[What the exercise asks]:
Search the records for the word "Audio" and pick out every line that has it.

[Input records]:
____

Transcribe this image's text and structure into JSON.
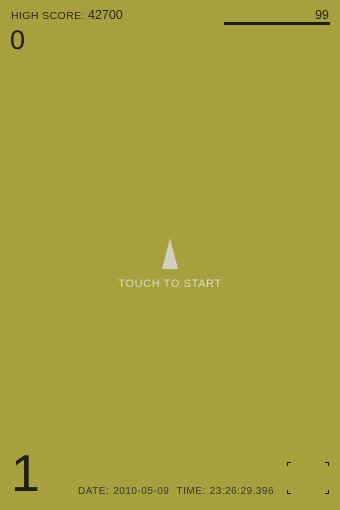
{
  "hud": {
    "high_score_label": "HIGH SCORE:",
    "high_score": "42700",
    "score": "0",
    "meter_value": "99",
    "level": "1"
  },
  "center": {
    "start_message": "TOUCH TO START"
  },
  "footer": {
    "date_label": "DATE:",
    "date": "2010-05-09",
    "time_label": "TIME:",
    "time": "23:26:29.396"
  },
  "colors": {
    "background": "#a6a13e",
    "text_dark": "#1e1e14",
    "ship": "#d0cfc2",
    "start_message": "#dcdac4"
  },
  "icons": {
    "ship": "ship-icon",
    "bracket": "corner-bracket-icon"
  }
}
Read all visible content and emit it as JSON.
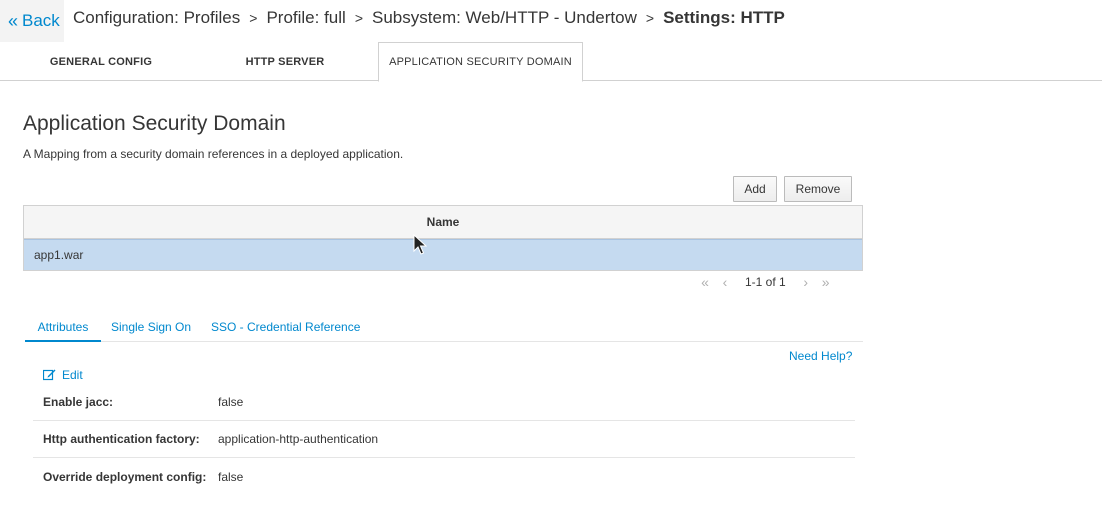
{
  "header": {
    "back_label": "Back",
    "breadcrumbs": [
      "Configuration: Profiles",
      "Profile: full",
      "Subsystem: Web/HTTP - Undertow"
    ],
    "current": "Settings: HTTP"
  },
  "tabs": [
    {
      "label": "GENERAL CONFIG",
      "active": false
    },
    {
      "label": "HTTP SERVER",
      "active": false
    },
    {
      "label": "APPLICATION SECURITY DOMAIN",
      "active": true
    }
  ],
  "main": {
    "title": "Application Security Domain",
    "description": "A Mapping from a security domain references in a deployed application.",
    "add_label": "Add",
    "remove_label": "Remove",
    "table": {
      "column": "Name",
      "rows": [
        "app1.war"
      ],
      "selected_row": 0
    },
    "pager": {
      "info": "1-1 of 1",
      "first_icon": "double-chevron-left-icon",
      "prev_icon": "chevron-left-icon",
      "next_icon": "chevron-right-icon",
      "last_icon": "double-chevron-right-icon"
    }
  },
  "details": {
    "subtabs": [
      {
        "label": "Attributes",
        "active": true
      },
      {
        "label": "Single Sign On",
        "active": false
      },
      {
        "label": "SSO - Credential Reference",
        "active": false
      }
    ],
    "need_help": "Need Help?",
    "edit_label": "Edit",
    "attributes": [
      {
        "label": "Enable jacc:",
        "value": "false"
      },
      {
        "label": "Http authentication factory:",
        "value": "application-http-authentication"
      },
      {
        "label": "Override deployment config:",
        "value": "false"
      }
    ]
  },
  "colors": {
    "link": "#0088ce",
    "selected_row": "#c5daf0",
    "text": "#363636"
  }
}
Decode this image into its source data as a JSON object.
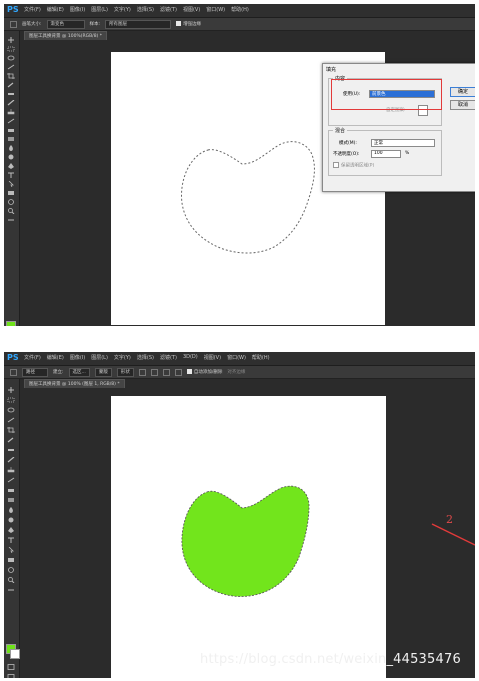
{
  "app": {
    "logo": "PS"
  },
  "colors": {
    "foreground": "#6fe21a",
    "selection_fill": "#72e51c",
    "annotation": "#e23a3a"
  },
  "panel1": {
    "menu": [
      "文件(F)",
      "编辑(E)",
      "图像(I)",
      "图层(L)",
      "文字(Y)",
      "选择(S)",
      "滤镜(T)",
      "视图(V)",
      "窗口(W)",
      "帮助(H)"
    ],
    "options": {
      "brush_size_label": "画笔大小:",
      "brush_value": "渐变色",
      "sample_label": "样本:",
      "sample_value": "所有图层",
      "enhance_edge": "增强边缘"
    },
    "doc_tab": "图层工具换背景 @ 100%(RGB/8) *",
    "dialog": {
      "title": "填充",
      "content_group": "内容",
      "use_label": "使用(U):",
      "use_value": "前景色",
      "custom_pattern": "自定图案:",
      "blend_group": "混合",
      "mode_label": "模式(M):",
      "mode_value": "正常",
      "opacity_label": "不透明度(O):",
      "opacity_value": "100",
      "opacity_unit": "%",
      "preserve_transparency": "保留透明区域(P)",
      "ok": "确定",
      "cancel": "取消"
    }
  },
  "panel2": {
    "menu": [
      "文件(F)",
      "编辑(E)",
      "图像(I)",
      "图层(L)",
      "文字(Y)",
      "选择(S)",
      "滤镜(T)",
      "3D(D)",
      "视图(V)",
      "窗口(W)",
      "帮助(H)"
    ],
    "options": {
      "mode_value": "路径",
      "build_label": "建立:",
      "selection_btn": "选区...",
      "mask_btn": "蒙版",
      "shape_btn": "形状",
      "auto_add": "自动添加/删除",
      "align_edges": "对齐边缘"
    },
    "doc_tab": "图层工具换背景 @ 100% (图层 1, RGB/8) *"
  },
  "annotation_number": "2",
  "watermark": "https://blog.csdn.net/weixin_44535476"
}
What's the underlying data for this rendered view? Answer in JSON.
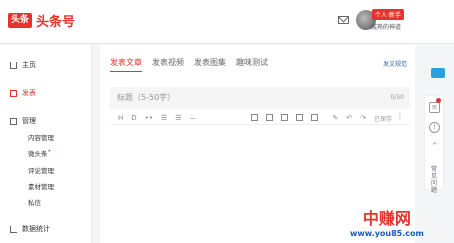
{
  "header": {
    "logo_box": "头条",
    "logo_text": "头条号",
    "badge": "个人·新手",
    "username": "成熟的神道"
  },
  "sidebar": {
    "home": "主页",
    "publish": "发表",
    "manage": "管理",
    "sub": [
      "内容管理",
      "微头条",
      "评论管理",
      "素材管理",
      "私信"
    ],
    "data": "数据统计"
  },
  "main": {
    "tabs": [
      "发表文章",
      "发表视频",
      "发表图集",
      "趣味测试"
    ],
    "guide_link": "发文规范",
    "title_placeholder": "标题（5-50字）",
    "title_count": "0/50",
    "toolbar_items": [
      "H",
      "D",
      "••",
      "☰",
      "☰",
      "—"
    ],
    "saved": "已保存"
  },
  "rightbar": {
    "text": "常见问题"
  },
  "watermark": {
    "title": "中赚网",
    "url": "www.you85.com"
  }
}
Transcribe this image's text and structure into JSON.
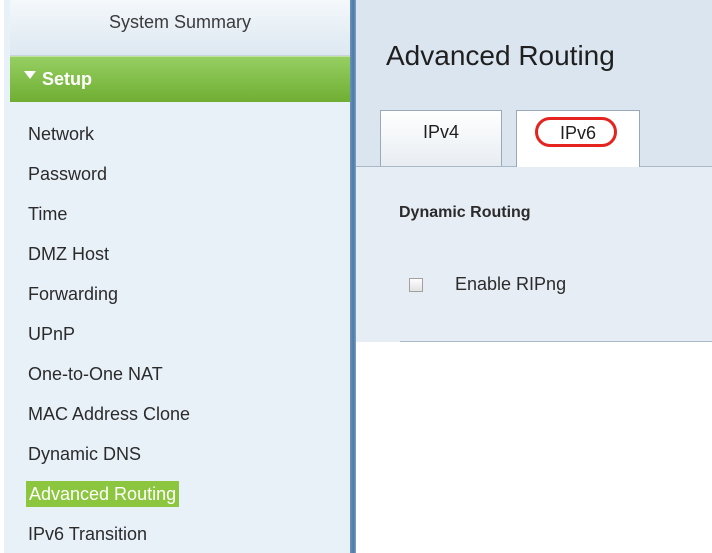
{
  "sidebar": {
    "system_summary": "System Summary",
    "section": "Setup",
    "items": [
      {
        "label": "Network"
      },
      {
        "label": "Password"
      },
      {
        "label": "Time"
      },
      {
        "label": "DMZ Host"
      },
      {
        "label": "Forwarding"
      },
      {
        "label": "UPnP"
      },
      {
        "label": "One-to-One NAT"
      },
      {
        "label": "MAC Address Clone"
      },
      {
        "label": "Dynamic DNS"
      },
      {
        "label": "Advanced Routing",
        "active": true
      },
      {
        "label": "IPv6 Transition"
      }
    ]
  },
  "main": {
    "title": "Advanced Routing",
    "tabs": [
      {
        "label": "IPv4",
        "selected": false
      },
      {
        "label": "IPv6",
        "selected": true,
        "highlighted": true
      }
    ],
    "section_title": "Dynamic Routing",
    "enable_ripng": {
      "label": "Enable RIPng",
      "checked": false
    }
  },
  "colors": {
    "setup_green": "#7cbb3f",
    "active_item": "#8cc63f",
    "highlight_circle": "#e5231f",
    "sidebar_bg": "#e9f1f8",
    "panel_bg": "#e6edf4"
  }
}
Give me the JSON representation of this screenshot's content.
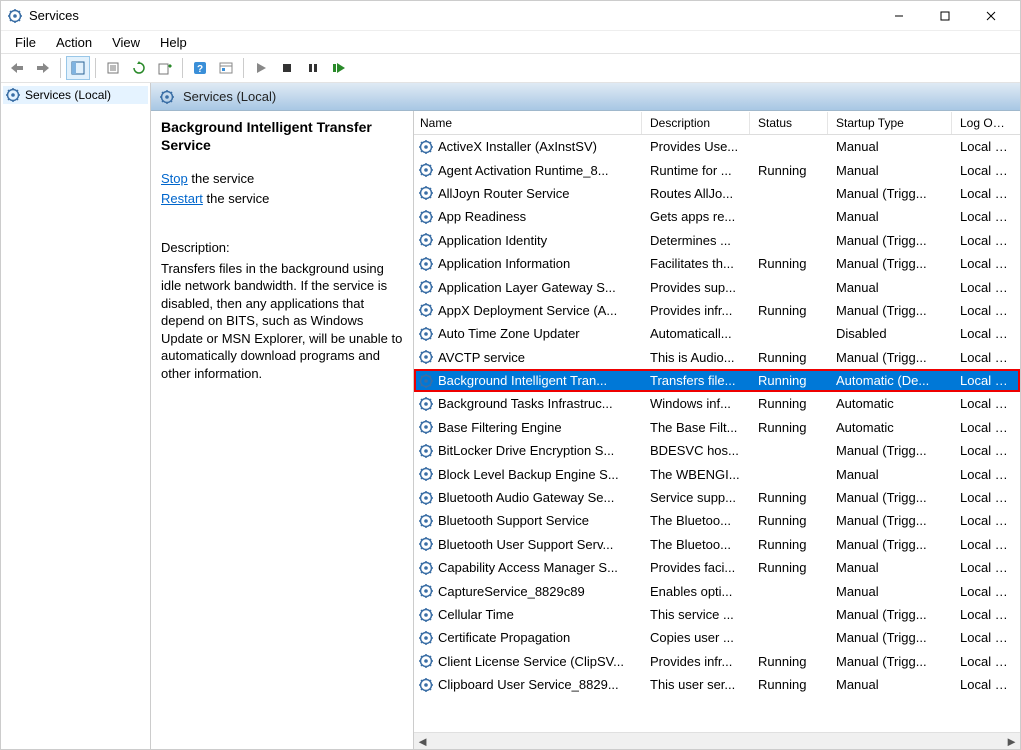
{
  "window": {
    "title": "Services"
  },
  "menu": {
    "items": [
      "File",
      "Action",
      "View",
      "Help"
    ]
  },
  "nav": {
    "tree_label": "Services (Local)"
  },
  "content": {
    "heading": "Services (Local)"
  },
  "details": {
    "service_name_l1": "Background Intelligent Transfer",
    "service_name_l2": "Service",
    "stop_link": "Stop",
    "stop_rest": " the service",
    "restart_link": "Restart",
    "restart_rest": " the service",
    "desc_label": "Description:",
    "desc_text": "Transfers files in the background using idle network bandwidth. If the service is disabled, then any applications that depend on BITS, such as Windows Update or MSN Explorer, will be unable to automatically download programs and other information."
  },
  "columns": {
    "name": "Name",
    "description": "Description",
    "status": "Status",
    "startup": "Startup Type",
    "logon": "Log On A"
  },
  "services": [
    {
      "name": "ActiveX Installer (AxInstSV)",
      "desc": "Provides Use...",
      "status": "",
      "startup": "Manual",
      "logon": "Local Sys"
    },
    {
      "name": "Agent Activation Runtime_8...",
      "desc": "Runtime for ...",
      "status": "Running",
      "startup": "Manual",
      "logon": "Local Sys"
    },
    {
      "name": "AllJoyn Router Service",
      "desc": "Routes AllJo...",
      "status": "",
      "startup": "Manual (Trigg...",
      "logon": "Local Ser"
    },
    {
      "name": "App Readiness",
      "desc": "Gets apps re...",
      "status": "",
      "startup": "Manual",
      "logon": "Local Sys"
    },
    {
      "name": "Application Identity",
      "desc": "Determines ...",
      "status": "",
      "startup": "Manual (Trigg...",
      "logon": "Local Ser"
    },
    {
      "name": "Application Information",
      "desc": "Facilitates th...",
      "status": "Running",
      "startup": "Manual (Trigg...",
      "logon": "Local Sys"
    },
    {
      "name": "Application Layer Gateway S...",
      "desc": "Provides sup...",
      "status": "",
      "startup": "Manual",
      "logon": "Local Ser"
    },
    {
      "name": "AppX Deployment Service (A...",
      "desc": "Provides infr...",
      "status": "Running",
      "startup": "Manual (Trigg...",
      "logon": "Local Sys"
    },
    {
      "name": "Auto Time Zone Updater",
      "desc": "Automaticall...",
      "status": "",
      "startup": "Disabled",
      "logon": "Local Ser"
    },
    {
      "name": "AVCTP service",
      "desc": "This is Audio...",
      "status": "Running",
      "startup": "Manual (Trigg...",
      "logon": "Local Ser"
    },
    {
      "name": "Background Intelligent Tran...",
      "desc": "Transfers file...",
      "status": "Running",
      "startup": "Automatic (De...",
      "logon": "Local Sys",
      "selected": true,
      "highlighted": true
    },
    {
      "name": "Background Tasks Infrastruc...",
      "desc": "Windows inf...",
      "status": "Running",
      "startup": "Automatic",
      "logon": "Local Sys"
    },
    {
      "name": "Base Filtering Engine",
      "desc": "The Base Filt...",
      "status": "Running",
      "startup": "Automatic",
      "logon": "Local Ser"
    },
    {
      "name": "BitLocker Drive Encryption S...",
      "desc": "BDESVC hos...",
      "status": "",
      "startup": "Manual (Trigg...",
      "logon": "Local Sys"
    },
    {
      "name": "Block Level Backup Engine S...",
      "desc": "The WBENGI...",
      "status": "",
      "startup": "Manual",
      "logon": "Local Sys"
    },
    {
      "name": "Bluetooth Audio Gateway Se...",
      "desc": "Service supp...",
      "status": "Running",
      "startup": "Manual (Trigg...",
      "logon": "Local Ser"
    },
    {
      "name": "Bluetooth Support Service",
      "desc": "The Bluetoo...",
      "status": "Running",
      "startup": "Manual (Trigg...",
      "logon": "Local Ser"
    },
    {
      "name": "Bluetooth User Support Serv...",
      "desc": "The Bluetoo...",
      "status": "Running",
      "startup": "Manual (Trigg...",
      "logon": "Local Sys"
    },
    {
      "name": "Capability Access Manager S...",
      "desc": "Provides faci...",
      "status": "Running",
      "startup": "Manual",
      "logon": "Local Sys"
    },
    {
      "name": "CaptureService_8829c89",
      "desc": "Enables opti...",
      "status": "",
      "startup": "Manual",
      "logon": "Local Sys"
    },
    {
      "name": "Cellular Time",
      "desc": "This service ...",
      "status": "",
      "startup": "Manual (Trigg...",
      "logon": "Local Ser"
    },
    {
      "name": "Certificate Propagation",
      "desc": "Copies user ...",
      "status": "",
      "startup": "Manual (Trigg...",
      "logon": "Local Sys"
    },
    {
      "name": "Client License Service (ClipSV...",
      "desc": "Provides infr...",
      "status": "Running",
      "startup": "Manual (Trigg...",
      "logon": "Local Sys"
    },
    {
      "name": "Clipboard User Service_8829...",
      "desc": "This user ser...",
      "status": "Running",
      "startup": "Manual",
      "logon": "Local Sys"
    }
  ]
}
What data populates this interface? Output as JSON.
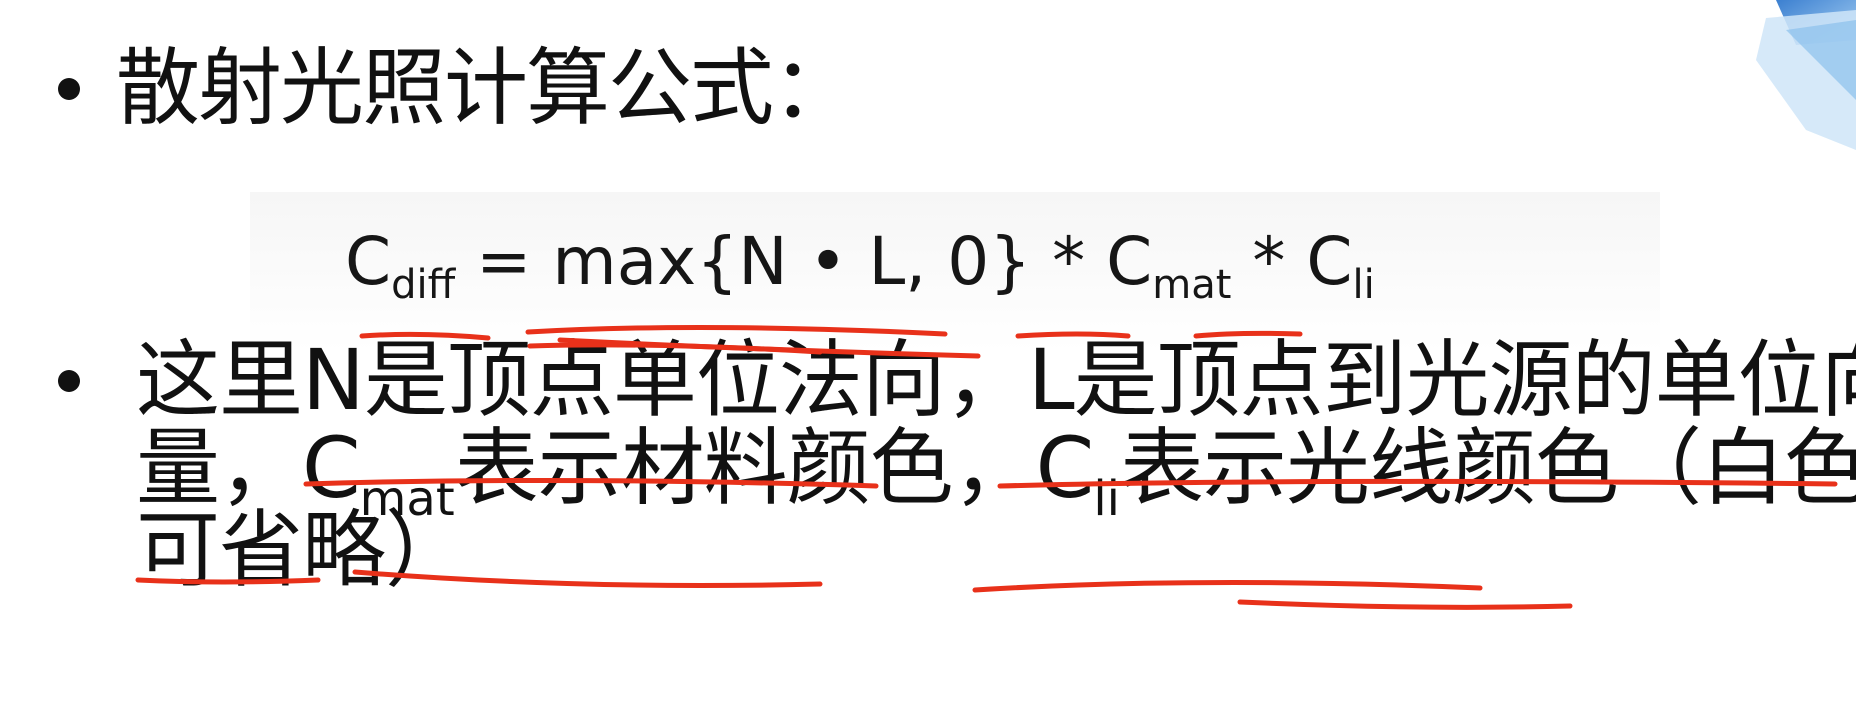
{
  "heading": {
    "text": "散射光照计算公式："
  },
  "formula": {
    "lhs": "C",
    "lhs_sub": "diff",
    "equals": " = ",
    "body": "max{N • L, 0} * ",
    "c_mat": "C",
    "c_mat_sub": "mat",
    "times": " * ",
    "c_li": "C",
    "c_li_sub": "li"
  },
  "description": {
    "line1": "这里N是顶点单位法向，L是顶点到光源的单位向",
    "line2_a": "量，C",
    "line2_sub_a": "mat",
    "line2_b": "表示材料颜色，C",
    "line2_sub_b": "li",
    "line2_c": "表示光线颜色（白色",
    "line3": "可省略）"
  },
  "colors": {
    "annotation": "#e8311a",
    "text": "#111111",
    "deco_blue": "#4a8fd4"
  }
}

____

[Answer to this task]:
      "desc": "This is Audio...",
      "name": "Bluetooth Audio Gateway Se...",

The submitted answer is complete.